WHAT NEEDS TO BE DONE
Pick up the overview of parallel computing research after its last sentence and keep writing it.

TEXT FOR ANALYSIS
=== Begin Enclosure ===

The quest for greater computational power is never-ending, and exploiting parallelism is central to this quest. We are helping to design systems which will enable programmers to implement their applications not only on supercomputers and high-performance workstations, but on multiple architectures connected by networks. The development of algorithms, models, languages, compilers and tools for these systems are among the most compelling and difficult problems in computing.
Our faculty are Senior Fellows at the San Diego Supercomputer Center (SDSC), giving them access to a wide variety of machines at SDSC as well as to computational scientists and their challenging computing problems.
Scientific applications are becoming increasingly complex in part because they are relying more heavily on elaborate, dynamic numerical representations to capture irregular physical phenomena. Such applications are a challenge to implement on parallel computers since compilers presently cannot treat the requisite data decomposition and data motion at run time.
The Scientific Computation Group (SCG) investigates run-time software techniques aimed at reducing the development time of high-performance scientific applications. The group focuses on applications with special needs, including adaptive computations that employ elaborate, dynamic representations to enhance accuracy, improve running time, or both. The SCG has developed the KeLP software infrastructure to meet the needs of such applications. KeLP permits the programmer to exploit specific properties of an application in order to optimize data decompositions and data motion at run time. KeLP has been applied to a variety of scientific applications ranging from computational materials science to computational fluid dynamics.
More recently, the SCG is investigating multi-tier parallelism, in which multiple levels of parallelism exist within a single application. Multi-tier parallelism is appropriate for multicomputers comprising multiple symmetric multiprocessor nodes.

=== End Enclosure ===

GIVEN ENTRIES
=== Begin Enclosure ===

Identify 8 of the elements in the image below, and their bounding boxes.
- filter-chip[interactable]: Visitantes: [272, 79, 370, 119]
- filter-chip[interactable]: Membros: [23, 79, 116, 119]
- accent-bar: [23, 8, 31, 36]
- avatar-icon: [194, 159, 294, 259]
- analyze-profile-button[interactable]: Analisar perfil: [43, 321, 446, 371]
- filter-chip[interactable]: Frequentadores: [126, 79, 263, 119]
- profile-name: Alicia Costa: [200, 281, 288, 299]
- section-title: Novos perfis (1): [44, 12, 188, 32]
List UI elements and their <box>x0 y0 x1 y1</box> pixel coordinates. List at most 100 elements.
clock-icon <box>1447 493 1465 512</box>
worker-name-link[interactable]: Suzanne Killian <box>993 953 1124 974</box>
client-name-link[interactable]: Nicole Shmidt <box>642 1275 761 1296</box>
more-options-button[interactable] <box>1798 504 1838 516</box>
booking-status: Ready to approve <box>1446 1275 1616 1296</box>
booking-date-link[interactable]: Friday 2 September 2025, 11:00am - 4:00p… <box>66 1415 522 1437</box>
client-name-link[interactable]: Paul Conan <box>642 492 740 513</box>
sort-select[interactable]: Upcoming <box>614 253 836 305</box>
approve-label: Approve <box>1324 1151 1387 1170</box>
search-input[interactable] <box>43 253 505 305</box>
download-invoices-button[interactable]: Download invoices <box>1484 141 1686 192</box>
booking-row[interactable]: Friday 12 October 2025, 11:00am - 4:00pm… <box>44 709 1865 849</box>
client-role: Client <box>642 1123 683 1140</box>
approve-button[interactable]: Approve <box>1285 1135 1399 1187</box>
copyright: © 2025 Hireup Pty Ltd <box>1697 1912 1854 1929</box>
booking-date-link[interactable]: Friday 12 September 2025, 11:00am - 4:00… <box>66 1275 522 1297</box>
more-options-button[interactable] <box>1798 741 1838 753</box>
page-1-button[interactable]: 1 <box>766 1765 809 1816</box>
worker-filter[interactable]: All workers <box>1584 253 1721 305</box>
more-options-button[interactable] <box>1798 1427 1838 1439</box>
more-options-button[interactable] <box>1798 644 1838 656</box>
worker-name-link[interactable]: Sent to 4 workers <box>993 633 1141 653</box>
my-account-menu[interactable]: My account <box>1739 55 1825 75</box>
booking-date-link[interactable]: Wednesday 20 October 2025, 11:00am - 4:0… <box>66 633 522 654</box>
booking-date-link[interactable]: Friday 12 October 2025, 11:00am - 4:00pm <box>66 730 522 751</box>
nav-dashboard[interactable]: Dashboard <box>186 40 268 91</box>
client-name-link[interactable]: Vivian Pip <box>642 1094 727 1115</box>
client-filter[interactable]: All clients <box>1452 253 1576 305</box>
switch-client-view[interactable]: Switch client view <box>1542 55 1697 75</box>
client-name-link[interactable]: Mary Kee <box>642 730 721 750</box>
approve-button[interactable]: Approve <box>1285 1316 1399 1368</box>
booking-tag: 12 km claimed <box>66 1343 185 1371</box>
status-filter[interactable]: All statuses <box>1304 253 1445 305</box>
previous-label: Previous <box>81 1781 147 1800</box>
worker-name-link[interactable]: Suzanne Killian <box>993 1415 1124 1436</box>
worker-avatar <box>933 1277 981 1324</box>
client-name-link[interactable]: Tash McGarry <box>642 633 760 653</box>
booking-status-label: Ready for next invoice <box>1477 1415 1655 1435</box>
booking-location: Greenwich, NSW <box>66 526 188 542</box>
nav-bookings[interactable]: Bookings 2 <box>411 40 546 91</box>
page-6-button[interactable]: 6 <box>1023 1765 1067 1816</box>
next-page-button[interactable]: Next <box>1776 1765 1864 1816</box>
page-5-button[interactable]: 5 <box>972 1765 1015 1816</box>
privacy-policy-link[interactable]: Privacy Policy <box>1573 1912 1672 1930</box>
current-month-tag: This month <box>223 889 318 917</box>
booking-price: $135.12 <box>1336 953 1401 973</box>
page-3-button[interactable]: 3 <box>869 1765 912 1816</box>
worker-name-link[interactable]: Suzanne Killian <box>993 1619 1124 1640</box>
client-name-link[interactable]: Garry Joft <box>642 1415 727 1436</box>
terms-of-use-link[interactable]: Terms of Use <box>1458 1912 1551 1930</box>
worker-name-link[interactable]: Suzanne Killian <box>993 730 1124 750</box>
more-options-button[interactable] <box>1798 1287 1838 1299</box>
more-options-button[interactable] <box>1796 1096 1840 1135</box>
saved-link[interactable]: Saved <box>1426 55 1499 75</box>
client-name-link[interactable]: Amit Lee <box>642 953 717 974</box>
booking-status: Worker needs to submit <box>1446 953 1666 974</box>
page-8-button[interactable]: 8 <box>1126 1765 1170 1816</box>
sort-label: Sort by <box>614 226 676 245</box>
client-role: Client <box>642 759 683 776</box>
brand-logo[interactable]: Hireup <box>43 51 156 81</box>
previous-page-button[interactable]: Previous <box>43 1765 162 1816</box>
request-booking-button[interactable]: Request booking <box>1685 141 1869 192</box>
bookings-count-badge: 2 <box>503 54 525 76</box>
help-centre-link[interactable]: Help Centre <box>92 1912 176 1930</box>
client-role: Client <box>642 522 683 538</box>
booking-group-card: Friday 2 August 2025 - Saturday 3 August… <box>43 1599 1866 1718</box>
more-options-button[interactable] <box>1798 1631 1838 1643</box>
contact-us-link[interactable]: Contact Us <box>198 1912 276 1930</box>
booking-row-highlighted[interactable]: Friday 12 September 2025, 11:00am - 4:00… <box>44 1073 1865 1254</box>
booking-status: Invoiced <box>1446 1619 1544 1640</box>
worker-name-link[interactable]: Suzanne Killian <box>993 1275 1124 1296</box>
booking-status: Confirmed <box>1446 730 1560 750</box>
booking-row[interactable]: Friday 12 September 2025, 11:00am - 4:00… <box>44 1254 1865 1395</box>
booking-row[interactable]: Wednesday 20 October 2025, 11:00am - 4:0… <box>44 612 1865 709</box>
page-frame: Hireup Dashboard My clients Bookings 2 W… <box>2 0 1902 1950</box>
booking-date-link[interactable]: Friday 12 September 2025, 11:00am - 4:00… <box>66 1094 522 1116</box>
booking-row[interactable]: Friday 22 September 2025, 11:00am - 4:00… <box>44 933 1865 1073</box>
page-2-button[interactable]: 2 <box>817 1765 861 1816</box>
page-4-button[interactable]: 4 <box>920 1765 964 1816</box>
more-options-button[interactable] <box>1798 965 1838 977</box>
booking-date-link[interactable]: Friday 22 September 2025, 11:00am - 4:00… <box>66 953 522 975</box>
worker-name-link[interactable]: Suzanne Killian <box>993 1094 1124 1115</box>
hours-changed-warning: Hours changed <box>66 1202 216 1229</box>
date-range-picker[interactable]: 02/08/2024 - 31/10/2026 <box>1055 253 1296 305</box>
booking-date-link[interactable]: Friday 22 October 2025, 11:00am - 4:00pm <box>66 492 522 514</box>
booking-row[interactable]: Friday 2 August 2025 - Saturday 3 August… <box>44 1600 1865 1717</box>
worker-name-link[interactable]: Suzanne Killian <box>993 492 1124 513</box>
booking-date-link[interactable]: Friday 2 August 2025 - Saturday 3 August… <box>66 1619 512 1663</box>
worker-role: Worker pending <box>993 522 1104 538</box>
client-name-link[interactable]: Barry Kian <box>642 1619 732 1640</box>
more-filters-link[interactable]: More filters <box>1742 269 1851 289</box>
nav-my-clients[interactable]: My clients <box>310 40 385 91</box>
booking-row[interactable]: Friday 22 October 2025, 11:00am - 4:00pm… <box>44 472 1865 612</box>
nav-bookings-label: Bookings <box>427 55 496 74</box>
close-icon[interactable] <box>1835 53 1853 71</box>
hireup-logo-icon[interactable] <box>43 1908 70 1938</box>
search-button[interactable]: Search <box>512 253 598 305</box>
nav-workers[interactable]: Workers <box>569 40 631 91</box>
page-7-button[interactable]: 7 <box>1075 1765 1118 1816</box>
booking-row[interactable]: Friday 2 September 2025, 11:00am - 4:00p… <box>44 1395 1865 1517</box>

=== End Enclosure ===

YOUR RESPONSE
The programming abstractions explored by the SCG are vital not only in eliminating non-essential detail (e.g., load balancing and locality management), but also in protecting application software against inevitable changes in hardware.
Compiler technology provides the necessary interface between programming languages and architectures, and is intimately tied to new developments in both. The group's research focuses on the development of Compiler Technology, with particular interest in exploiting multiple levels of parallelism and optimizing data movement to achieve high performance.
Trends in both high level languages and machines have increased the gap between them, making the compiler's job of bridging this gap increasingly more challenging. For example, a major trend in machine architecture is towards a hierarchy of memory and parallelism.
We developed Hierarchical Tiling to simultaneously exploit such parallelism and locality. Hierarchical tiling extends traditional tiling to include optimization for storage and data movement. It has been used on perfectly nested loops with regular dependence structure to reduce cache misses, enhance interprocessor parallelism, and manage secondary storage, and to improve the use of superscalar pipelined and vector processors. Our current research will extend Hierarchical Tiling to obtain its advantages on a larger class of programs that include unstructured applications with less regular memory accesses. We are also looking at the compiler implications of multithreading and predicated execution capabilities on emerging architectures.
Scientific Computing also includes the development of parallel algorithms and software for use in computational molecular biology. Problems such as molecular structure prediction and protein-ligand docking require new methods and high performance computing. Such methods include a new global optimization algorithm which has been implemented on the SDSC CRAY T3E to compute global minimum energy conformations of small protein molecules.